Make an exact copy of all the entries, with the pictures left out.

Some records
..........
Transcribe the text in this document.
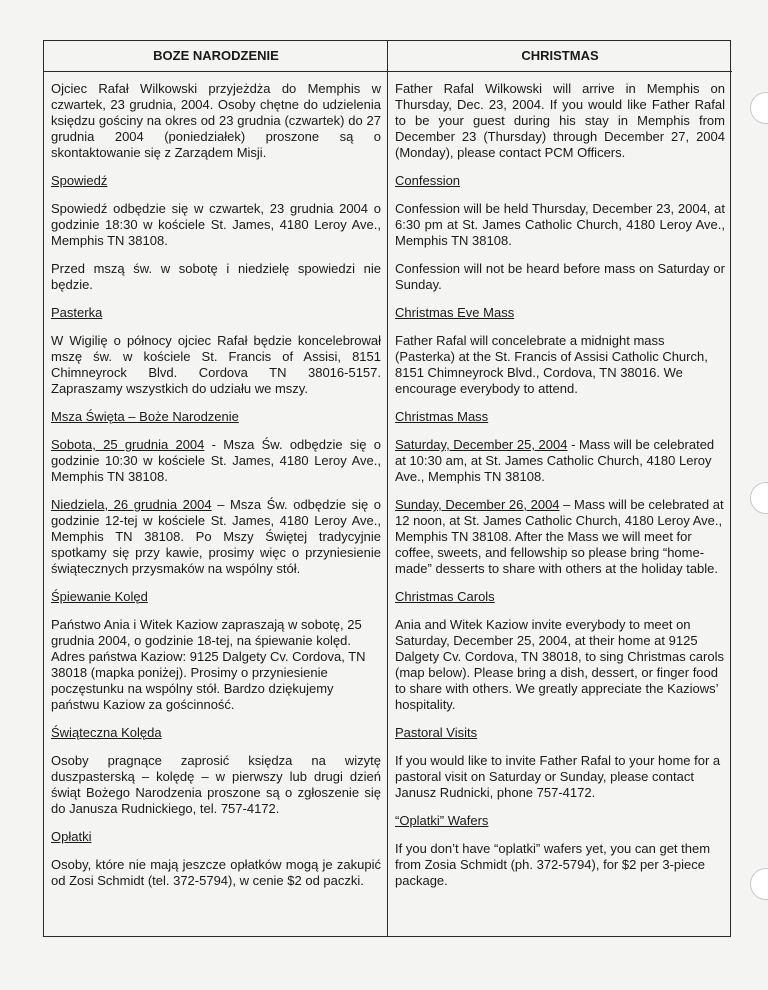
BOZE NARODZENIE
Ojciec Rafał Wilkowski przyjeżdża do Memphis w czwartek, 23 grudnia, 2004. Osoby chętne do udzielenia księdzu gościny na okres od 23 grudnia (czwartek) do 27 grudnia 2004 (poniedziałek) proszone są o skontaktowanie się z Zarządem Misji.
Spowiedź
Spowiedź odbędzie się w czwartek, 23 grudnia 2004 o godzinie 18:30 w kościele St. James, 4180 Leroy Ave., Memphis TN 38108.
Przed mszą św. w sobotę i niedzielę spowiedzi nie będzie.
Pasterka
W Wigilię o północy ojciec Rafał będzie koncelebrował mszę św. w kościele St. Francis of Assisi, 8151 Chimneyrock Blvd. Cordova TN 38016-5157. Zapraszamy wszystkich do udziału we mszy.
Msza Święta – Boże Narodzenie
Sobota, 25 grudnia 2004 - Msza Św. odbędzie się o godzinie 10:30 w kościele St. James, 4180 Leroy Ave., Memphis TN 38108.
Niedziela, 26 grudnia 2004 – Msza Św. odbędzie się o godzinie 12-tej w kościele St. James, 4180 Leroy Ave., Memphis TN 38108. Po Mszy Świętej tradycyjnie spotkamy się przy kawie, prosimy więc o przyniesienie świątecznych przysmaków na wspólny stół.
Śpiewanie Kolęd
Państwo Ania i Witek Kaziow zapraszają w sobotę, 25 grudnia 2004, o godzinie 18-tej, na śpiewanie kolęd. Adres państwa Kaziow: 9125 Dalgety Cv. Cordova, TN 38018 (mapka poniżej). Prosimy o przyniesienie poczęstunku na wspólny stół. Bardzo dziękujemy państwu Kaziow za gościnność.
Świąteczna Kolęda
Osoby pragnące zaprosić księdza na wizytę duszpasterską – kolędę – w pierwszy lub drugi dzień świąt Bożego Narodzenia proszone są o zgłoszenie się do Janusza Rudnickiego, tel. 757-4172.
Opłatki
Osoby, które nie mają jeszcze opłatków mogą je zakupić od Zosi Schmidt (tel. 372-5794), w cenie $2 od paczki.
CHRISTMAS
Father Rafal Wilkowski will arrive in Memphis on Thursday, Dec. 23, 2004. If you would like Father Rafal to be your guest during his stay in Memphis from December 23 (Thursday) through December 27, 2004 (Monday), please contact PCM Officers.
Confession
Confession will be held Thursday, December 23, 2004, at 6:30 pm at St. James Catholic Church, 4180 Leroy Ave., Memphis TN 38108.
Confession will not be heard before mass on Saturday or Sunday.
Christmas Eve Mass
Father Rafal will concelebrate a midnight mass (Pasterka) at the St. Francis of Assisi Catholic Church, 8151 Chimneyrock Blvd., Cordova, TN 38016. We encourage everybody to attend.
Christmas Mass
Saturday, December 25, 2004 - Mass will be celebrated at 10:30 am, at St. James Catholic Church, 4180 Leroy Ave., Memphis TN 38108.
Sunday, December 26, 2004 – Mass will be celebrated at 12 noon, at St. James Catholic Church, 4180 Leroy Ave., Memphis TN 38108. After the Mass we will meet for coffee, sweets, and fellowship so please bring “home-made” desserts to share with others at the holiday table.
Christmas Carols
Ania and Witek Kaziow invite everybody to meet on Saturday, December 25, 2004, at their home at 9125 Dalgety Cv. Cordova, TN 38018, to sing Christmas carols (map below). Please bring a dish, dessert, or finger food to share with others. We greatly appreciate the Kaziows’ hospitality.
Pastoral Visits
If you would like to invite Father Rafal to your home for a pastoral visit on Saturday or Sunday, please contact Janusz Rudnicki, phone 757-4172.
“Oplatki” Wafers
If you don’t have “oplatki” wafers yet, you can get them from Zosia Schmidt (ph. 372-5794), for $2 per 3-piece package.
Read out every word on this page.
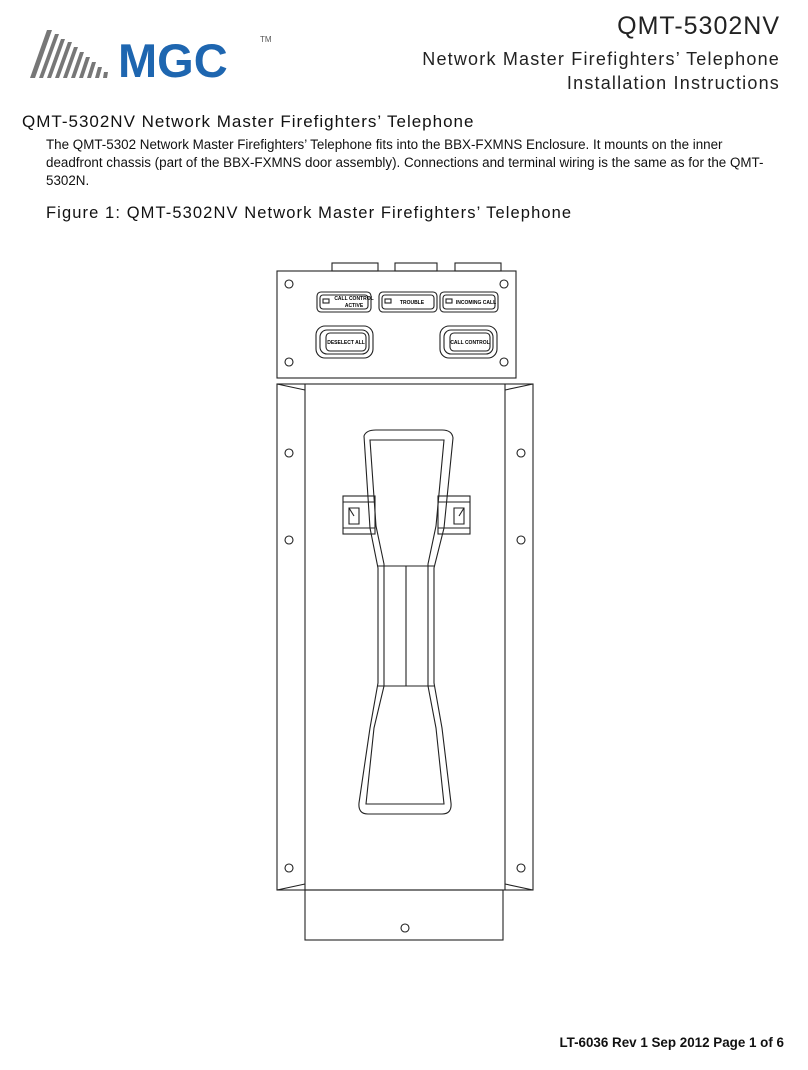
MGC	TM	QMT-5302NV
Network Master Firefighters’ Telephone
Installation Instructions
QMT-5302NV Network Master Firefighters’ Telephone
The QMT-5302 Network Master Firefighters’ Telephone fits into the BBX-FXMNS Enclosure. It mounts on the inner deadfront chassis (part of the BBX-FXMNS door assembly). Connections and terminal wiring is the same as for the QMT-5302N.
Figure 1: QMT-5302NV Network Master Firefighters’ Telephone
CALL CONTROL
ACTIVE	TROUBLE	INCOMING CALL
DESELECT ALL	CALL CONTROL
LT-6036 Rev 1 Sep 2012 Page 1 of 6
..........
Solution to the problem:
Transcribe the text in this document.
BOZE NARODZENIE
Ojciec Rafał Wilkowski przyjeżdża do Memphis w czwartek, 23 grudnia, 2004. Osoby chętne do udzielenia księdzu gościny na okres od 23 grudnia (czwartek) do 27 grudnia 2004 (poniedziałek) proszone są o skontaktowanie się z Zarządem Misji.
Spowiedź
Spowiedź odbędzie się w czwartek, 23 grudnia 2004 o godzinie 18:30 w kościele St. James, 4180 Leroy Ave., Memphis TN 38108.
Przed mszą św. w sobotę i niedzielę spowiedzi nie będzie.
Pasterka
W Wigilię o północy ojciec Rafał będzie koncelebrował mszę św. w kościele St. Francis of Assisi, 8151 Chimneyrock Blvd. Cordova TN 38016-5157. Zapraszamy wszystkich do udziału we mszy.
Msza Święta – Boże Narodzenie
Sobota, 25 grudnia 2004 - Msza Św. odbędzie się o godzinie 10:30 w kościele St. James, 4180 Leroy Ave., Memphis TN 38108.
Niedziela, 26 grudnia 2004 – Msza Św. odbędzie się o godzinie 12-tej w kościele St. James, 4180 Leroy Ave., Memphis TN 38108. Po Mszy Świętej tradycyjnie spotkamy się przy kawie, prosimy więc o przyniesienie świątecznych przysmaków na wspólny stół.
Śpiewanie Kolęd
Państwo Ania i Witek Kaziow zapraszają w sobotę, 25 grudnia 2004, o godzinie 18-tej, na śpiewanie kolęd. Adres państwa Kaziow: 9125 Dalgety Cv. Cordova, TN 38018 (mapka poniżej). Prosimy o przyniesienie poczęstunku na wspólny stół. Bardzo dziękujemy państwu Kaziow za gościnność.
Świąteczna Kolęda
Osoby pragnące zaprosić księdza na wizytę duszpasterską – kolędę – w pierwszy lub drugi dzień świąt Bożego Narodzenia proszone są o zgłoszenie się do Janusza Rudnickiego, tel. 757-4172.
Opłatki
Osoby, które nie mają jeszcze opłatków mogą je zakupić od Zosi Schmidt (tel. 372-5794), w cenie $2 od paczki.
CHRISTMAS
Father Rafal Wilkowski will arrive in Memphis on Thursday, Dec. 23, 2004. If you would like Father Rafal to be your guest during his stay in Memphis from December 23 (Thursday) through December 27, 2004 (Monday), please contact PCM Officers.
Confession
Confession will be held Thursday, December 23, 2004, at 6:30 pm at St. James Catholic Church, 4180 Leroy Ave., Memphis TN 38108.
Confession will not be heard before mass on Saturday or Sunday.
Christmas Eve Mass
Father Rafal will concelebrate a midnight mass (Pasterka) at the St. Francis of Assisi Catholic Church, 8151 Chimneyrock Blvd., Cordova, TN 38016. We encourage everybody to attend.
Christmas Mass
Saturday, December 25, 2004 - Mass will be celebrated at 10:30 am, at St. James Catholic Church, 4180 Leroy Ave., Memphis TN 38108.
Sunday, December 26, 2004 – Mass will be celebrated at 12 noon, at St. James Catholic Church, 4180 Leroy Ave., Memphis TN 38108. After the Mass we will meet for coffee, sweets, and fellowship so please bring “home-made” desserts to share with others at the holiday table.
Christmas Carols
Ania and Witek Kaziow invite everybody to meet on Saturday, December 25, 2004, at their home at 9125 Dalgety Cv. Cordova, TN 38018, to sing Christmas carols (map below). Please bring a dish, dessert, or finger food to share with others. We greatly appreciate the Kaziows’ hospitality.
Pastoral Visits
If you would like to invite Father Rafal to your home for a pastoral visit on Saturday or Sunday, please contact Janusz Rudnicki, phone 757-4172.
“Oplatki” Wafers
If you don’t have “oplatki” wafers yet, you can get them from Zosia Schmidt (ph. 372-5794), for $2 per 3-piece package.
Read out every word on this page.
MGC	TM	QMT-5302NV
Network Master Firefighters’ Telephone
Installation Instructions
QMT-5302NV Network Master Firefighters’ Telephone
The QMT-5302 Network Master Firefighters’ Telephone fits into the BBX-FXMNS Enclosure. It mounts on the inner deadfront chassis (part of the BBX-FXMNS door assembly). Connections and terminal wiring is the same as for the QMT-5302N.
Figure 1: QMT-5302NV Network Master Firefighters’ Telephone
CALL CONTROL
ACTIVE	TROUBLE	INCOMING CALL
DESELECT ALL	CALL CONTROL
LT-6036 Rev 1 Sep 2012 Page 1 of 6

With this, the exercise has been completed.